§ TASK SET:
1 - Can you sum up the passage about Banerjee's digital twin models in two sentences?
2 - Could you rewrite the paragraph beginning "Banerjee teaches" in the passage about Banerjee's digital twin models as a short bulleted list?

§ PASSAGE PROVIDED:
___

Banerjee teaches …and each subgraph represents a digital twin of a subsystem of the system. (Abstract “In this paper we introduce a simple way of formalizing knowledge as digital twin models coming from sensors in industrial production lines. We present a way on to extract and infer knowledge from large scale production line data, and enhance manufacturing process management with reasoning capabilities, by introducing a semantic query mechanism.”)
Hamilton, Wang and Banerjee are analogous art because they are all directed to knowledge graph.

___

§ ENTRIES SUPPLIED:
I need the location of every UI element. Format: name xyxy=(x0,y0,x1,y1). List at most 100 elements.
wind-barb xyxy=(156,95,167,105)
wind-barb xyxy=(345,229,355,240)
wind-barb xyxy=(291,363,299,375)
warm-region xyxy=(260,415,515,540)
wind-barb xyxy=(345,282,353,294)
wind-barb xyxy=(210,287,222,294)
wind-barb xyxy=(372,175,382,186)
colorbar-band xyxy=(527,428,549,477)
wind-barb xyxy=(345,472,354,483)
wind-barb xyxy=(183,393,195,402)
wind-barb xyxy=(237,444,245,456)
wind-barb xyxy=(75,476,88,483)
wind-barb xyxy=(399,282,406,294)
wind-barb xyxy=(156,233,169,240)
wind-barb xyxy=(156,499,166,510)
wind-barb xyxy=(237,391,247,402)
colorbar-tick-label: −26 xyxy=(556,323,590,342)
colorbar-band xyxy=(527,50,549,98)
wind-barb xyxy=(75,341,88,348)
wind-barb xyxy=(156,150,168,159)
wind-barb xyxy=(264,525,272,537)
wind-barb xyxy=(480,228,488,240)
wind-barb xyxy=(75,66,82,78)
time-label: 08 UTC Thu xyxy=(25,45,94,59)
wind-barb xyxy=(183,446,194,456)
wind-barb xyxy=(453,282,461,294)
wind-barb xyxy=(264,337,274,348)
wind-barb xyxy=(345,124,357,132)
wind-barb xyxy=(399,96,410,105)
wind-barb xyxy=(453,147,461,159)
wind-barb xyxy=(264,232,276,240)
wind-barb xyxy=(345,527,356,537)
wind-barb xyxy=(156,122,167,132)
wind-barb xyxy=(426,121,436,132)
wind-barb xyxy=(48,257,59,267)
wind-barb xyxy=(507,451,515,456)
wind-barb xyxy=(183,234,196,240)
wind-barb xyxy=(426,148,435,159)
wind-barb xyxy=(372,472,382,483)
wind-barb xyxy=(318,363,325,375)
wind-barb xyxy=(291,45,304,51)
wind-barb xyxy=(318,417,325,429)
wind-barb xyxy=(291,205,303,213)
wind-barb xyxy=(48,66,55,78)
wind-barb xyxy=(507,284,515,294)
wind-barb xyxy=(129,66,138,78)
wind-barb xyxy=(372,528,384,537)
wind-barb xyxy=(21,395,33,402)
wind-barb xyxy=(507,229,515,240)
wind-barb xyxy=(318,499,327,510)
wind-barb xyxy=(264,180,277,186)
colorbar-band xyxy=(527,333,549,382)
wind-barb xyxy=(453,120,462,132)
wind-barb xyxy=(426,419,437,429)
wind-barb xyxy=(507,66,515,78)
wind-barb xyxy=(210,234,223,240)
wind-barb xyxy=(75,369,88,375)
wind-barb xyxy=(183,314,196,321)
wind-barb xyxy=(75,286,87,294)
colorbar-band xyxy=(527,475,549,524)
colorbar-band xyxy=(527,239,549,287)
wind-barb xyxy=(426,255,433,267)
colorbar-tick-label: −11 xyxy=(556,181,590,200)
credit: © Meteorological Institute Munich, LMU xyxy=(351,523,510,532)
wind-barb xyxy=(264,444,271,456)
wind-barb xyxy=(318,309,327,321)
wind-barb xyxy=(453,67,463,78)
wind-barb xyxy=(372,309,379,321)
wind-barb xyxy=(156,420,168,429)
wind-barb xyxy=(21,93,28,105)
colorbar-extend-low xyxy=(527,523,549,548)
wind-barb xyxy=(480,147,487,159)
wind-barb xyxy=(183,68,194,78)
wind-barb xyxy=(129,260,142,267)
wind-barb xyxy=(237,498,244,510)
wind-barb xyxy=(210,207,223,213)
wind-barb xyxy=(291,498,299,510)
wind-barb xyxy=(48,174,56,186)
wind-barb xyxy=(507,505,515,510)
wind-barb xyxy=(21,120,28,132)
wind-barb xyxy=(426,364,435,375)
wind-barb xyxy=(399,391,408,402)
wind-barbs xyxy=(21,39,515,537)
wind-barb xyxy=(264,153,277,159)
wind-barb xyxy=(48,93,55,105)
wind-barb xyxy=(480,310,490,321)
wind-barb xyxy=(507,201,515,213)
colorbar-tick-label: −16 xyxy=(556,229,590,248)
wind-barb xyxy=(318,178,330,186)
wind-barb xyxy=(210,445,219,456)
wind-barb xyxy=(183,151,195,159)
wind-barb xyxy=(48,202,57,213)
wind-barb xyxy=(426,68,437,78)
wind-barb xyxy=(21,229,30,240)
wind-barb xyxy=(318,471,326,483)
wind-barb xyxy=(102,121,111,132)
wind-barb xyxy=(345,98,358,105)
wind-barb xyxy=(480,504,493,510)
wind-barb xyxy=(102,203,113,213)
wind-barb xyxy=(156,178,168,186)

___

§ RESPONSE LIST:
1 - Banerjee teaches that each subgraph represents a digital twin of a subsystem. Its abstract describes formalizing knowledge from industrial production line sensors as digital twin models and adding reasoning capabilities to manufacturing process management through a semantic query mechanism, while Hamilton, Wang and Banerjee are called analogous art because all are directed to knowledge graphs.

2 -
- Each subgraph represents a digital twin of a subsystem of the system.
- Knowledge from sensors in industrial production lines is formalized as digital twin models.
- Knowledge is extracted and inferred from large-scale production line data.
- A semantic query mechanism gives manufacturing process management reasoning capabilities.